= Problem requirements =
In the material below, find all lines with the string "color" and copy them.

* Begin *

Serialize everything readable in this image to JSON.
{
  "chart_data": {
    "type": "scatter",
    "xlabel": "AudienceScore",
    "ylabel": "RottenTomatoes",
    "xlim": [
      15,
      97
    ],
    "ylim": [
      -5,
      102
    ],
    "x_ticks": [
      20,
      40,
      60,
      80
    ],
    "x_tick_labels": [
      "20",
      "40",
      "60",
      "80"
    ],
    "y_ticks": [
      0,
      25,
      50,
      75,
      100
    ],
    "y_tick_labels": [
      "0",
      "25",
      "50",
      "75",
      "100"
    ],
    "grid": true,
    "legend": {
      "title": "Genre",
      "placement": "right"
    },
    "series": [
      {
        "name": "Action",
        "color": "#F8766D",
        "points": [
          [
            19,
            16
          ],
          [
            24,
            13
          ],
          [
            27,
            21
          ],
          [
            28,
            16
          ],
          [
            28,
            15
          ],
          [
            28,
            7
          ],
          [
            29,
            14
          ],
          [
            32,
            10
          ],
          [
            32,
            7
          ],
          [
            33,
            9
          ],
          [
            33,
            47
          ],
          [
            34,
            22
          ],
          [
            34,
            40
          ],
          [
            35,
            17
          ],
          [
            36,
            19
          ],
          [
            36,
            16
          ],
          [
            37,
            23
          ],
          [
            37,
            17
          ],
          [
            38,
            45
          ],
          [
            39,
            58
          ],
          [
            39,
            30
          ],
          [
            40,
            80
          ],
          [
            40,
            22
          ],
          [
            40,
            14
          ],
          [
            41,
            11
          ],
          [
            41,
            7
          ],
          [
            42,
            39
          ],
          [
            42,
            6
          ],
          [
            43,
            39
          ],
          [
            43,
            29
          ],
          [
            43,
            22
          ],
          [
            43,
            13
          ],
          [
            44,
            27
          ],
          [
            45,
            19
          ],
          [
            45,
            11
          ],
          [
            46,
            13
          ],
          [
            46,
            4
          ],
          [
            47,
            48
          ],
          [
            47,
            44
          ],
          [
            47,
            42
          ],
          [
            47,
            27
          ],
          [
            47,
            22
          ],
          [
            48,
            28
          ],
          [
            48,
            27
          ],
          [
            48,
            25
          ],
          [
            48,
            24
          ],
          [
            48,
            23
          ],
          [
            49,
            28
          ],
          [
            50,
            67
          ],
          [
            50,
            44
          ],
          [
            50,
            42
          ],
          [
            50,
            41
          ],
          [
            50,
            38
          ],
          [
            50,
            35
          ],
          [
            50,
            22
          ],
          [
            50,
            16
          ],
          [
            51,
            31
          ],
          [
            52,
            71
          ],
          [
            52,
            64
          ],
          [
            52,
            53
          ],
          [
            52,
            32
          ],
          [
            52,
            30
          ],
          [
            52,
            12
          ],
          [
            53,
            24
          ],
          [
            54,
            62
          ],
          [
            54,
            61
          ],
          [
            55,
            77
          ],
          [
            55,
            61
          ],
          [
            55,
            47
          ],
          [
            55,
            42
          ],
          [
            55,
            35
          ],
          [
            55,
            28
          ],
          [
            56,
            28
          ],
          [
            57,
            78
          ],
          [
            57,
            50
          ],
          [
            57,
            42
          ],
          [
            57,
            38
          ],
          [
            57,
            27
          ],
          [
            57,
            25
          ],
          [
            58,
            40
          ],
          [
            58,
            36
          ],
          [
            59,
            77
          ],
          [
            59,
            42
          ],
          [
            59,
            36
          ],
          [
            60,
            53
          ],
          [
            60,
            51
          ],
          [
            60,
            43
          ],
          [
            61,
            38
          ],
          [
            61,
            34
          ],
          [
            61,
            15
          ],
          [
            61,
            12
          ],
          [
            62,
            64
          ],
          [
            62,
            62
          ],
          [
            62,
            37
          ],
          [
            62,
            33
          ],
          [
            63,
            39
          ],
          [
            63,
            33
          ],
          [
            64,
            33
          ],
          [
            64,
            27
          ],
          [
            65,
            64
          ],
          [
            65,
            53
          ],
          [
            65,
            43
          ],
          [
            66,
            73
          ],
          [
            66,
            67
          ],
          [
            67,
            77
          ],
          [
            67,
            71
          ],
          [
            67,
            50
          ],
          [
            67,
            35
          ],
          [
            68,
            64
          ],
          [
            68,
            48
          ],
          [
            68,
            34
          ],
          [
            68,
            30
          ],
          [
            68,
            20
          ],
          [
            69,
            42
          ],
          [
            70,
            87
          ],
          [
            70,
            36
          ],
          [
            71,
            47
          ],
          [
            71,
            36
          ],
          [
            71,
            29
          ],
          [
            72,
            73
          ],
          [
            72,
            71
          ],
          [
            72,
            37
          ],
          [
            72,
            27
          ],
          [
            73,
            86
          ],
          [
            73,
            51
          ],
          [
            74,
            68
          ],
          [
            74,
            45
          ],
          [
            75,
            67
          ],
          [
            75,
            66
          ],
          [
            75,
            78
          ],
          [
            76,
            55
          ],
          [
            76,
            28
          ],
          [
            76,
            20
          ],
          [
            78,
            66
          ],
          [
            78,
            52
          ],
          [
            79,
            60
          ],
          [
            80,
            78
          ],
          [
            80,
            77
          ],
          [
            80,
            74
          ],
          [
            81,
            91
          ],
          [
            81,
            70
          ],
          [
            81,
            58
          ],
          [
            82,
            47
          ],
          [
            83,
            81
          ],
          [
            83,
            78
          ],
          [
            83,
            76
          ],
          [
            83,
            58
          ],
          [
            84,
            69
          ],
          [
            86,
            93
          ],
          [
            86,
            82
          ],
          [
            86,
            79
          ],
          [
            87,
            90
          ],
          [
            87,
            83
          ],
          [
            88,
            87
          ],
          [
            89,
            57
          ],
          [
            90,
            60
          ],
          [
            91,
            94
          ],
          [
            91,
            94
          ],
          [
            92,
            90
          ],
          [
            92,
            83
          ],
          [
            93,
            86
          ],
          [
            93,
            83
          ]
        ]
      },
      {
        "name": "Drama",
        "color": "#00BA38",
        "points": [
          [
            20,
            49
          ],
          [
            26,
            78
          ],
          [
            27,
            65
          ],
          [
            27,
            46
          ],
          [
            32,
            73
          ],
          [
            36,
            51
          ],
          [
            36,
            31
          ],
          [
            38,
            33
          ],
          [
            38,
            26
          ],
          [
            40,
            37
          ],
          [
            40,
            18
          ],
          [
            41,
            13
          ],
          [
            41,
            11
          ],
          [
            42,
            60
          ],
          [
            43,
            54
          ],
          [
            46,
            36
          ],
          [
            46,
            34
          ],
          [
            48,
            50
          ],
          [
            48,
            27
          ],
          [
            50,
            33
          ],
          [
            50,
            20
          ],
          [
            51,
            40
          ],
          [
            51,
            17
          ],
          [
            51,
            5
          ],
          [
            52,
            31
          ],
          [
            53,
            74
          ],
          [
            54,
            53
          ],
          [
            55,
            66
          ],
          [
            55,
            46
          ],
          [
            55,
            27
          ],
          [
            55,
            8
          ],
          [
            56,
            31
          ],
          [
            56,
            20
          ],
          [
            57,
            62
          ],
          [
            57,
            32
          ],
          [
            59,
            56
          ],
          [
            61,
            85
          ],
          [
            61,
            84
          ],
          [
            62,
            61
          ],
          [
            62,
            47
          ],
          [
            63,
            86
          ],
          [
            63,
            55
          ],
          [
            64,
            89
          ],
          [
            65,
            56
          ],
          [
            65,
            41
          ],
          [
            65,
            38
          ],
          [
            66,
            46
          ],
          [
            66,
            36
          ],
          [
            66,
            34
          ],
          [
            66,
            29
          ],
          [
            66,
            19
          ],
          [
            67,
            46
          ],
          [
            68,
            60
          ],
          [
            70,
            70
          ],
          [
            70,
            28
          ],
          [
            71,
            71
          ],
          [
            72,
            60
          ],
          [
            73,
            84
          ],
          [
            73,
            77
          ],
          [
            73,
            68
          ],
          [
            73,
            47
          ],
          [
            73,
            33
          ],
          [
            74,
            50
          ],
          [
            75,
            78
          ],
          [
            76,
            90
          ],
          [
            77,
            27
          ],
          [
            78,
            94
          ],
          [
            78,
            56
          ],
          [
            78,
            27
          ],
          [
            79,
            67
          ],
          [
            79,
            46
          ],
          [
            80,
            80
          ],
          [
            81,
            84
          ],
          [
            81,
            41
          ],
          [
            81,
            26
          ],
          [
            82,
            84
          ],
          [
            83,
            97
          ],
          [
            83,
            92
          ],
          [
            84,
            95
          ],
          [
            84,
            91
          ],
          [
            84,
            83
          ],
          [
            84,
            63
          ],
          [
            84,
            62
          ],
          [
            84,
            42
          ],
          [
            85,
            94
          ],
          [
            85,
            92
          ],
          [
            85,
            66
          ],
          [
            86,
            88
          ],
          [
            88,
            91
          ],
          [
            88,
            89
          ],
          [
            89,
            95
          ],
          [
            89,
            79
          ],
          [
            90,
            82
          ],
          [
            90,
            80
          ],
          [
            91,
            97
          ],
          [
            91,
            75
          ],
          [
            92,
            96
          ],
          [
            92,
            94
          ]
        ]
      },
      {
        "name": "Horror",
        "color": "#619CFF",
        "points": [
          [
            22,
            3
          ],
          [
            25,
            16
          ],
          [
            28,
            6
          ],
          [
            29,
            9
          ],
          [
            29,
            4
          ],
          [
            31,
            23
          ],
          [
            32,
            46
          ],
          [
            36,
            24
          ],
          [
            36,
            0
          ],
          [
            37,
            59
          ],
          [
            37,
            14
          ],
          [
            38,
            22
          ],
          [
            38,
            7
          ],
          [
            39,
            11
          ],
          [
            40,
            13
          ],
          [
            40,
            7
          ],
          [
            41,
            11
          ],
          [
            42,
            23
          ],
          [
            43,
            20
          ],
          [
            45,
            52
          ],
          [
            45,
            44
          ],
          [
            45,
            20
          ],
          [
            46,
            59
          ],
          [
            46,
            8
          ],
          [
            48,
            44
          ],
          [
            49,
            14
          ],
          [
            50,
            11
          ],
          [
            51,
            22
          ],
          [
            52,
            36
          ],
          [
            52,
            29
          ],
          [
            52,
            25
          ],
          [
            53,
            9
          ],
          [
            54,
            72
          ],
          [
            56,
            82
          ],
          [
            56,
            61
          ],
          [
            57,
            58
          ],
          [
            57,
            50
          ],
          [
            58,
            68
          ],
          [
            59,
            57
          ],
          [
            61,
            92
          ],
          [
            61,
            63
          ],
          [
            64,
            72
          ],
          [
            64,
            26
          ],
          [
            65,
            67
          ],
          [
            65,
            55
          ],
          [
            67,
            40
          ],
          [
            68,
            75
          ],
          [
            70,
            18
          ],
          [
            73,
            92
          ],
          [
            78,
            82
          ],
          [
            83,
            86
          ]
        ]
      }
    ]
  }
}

* End *

= Expected answer =
        "color": "#F8766D",
        "color": "#00BA38",
        "color": "#619CFF",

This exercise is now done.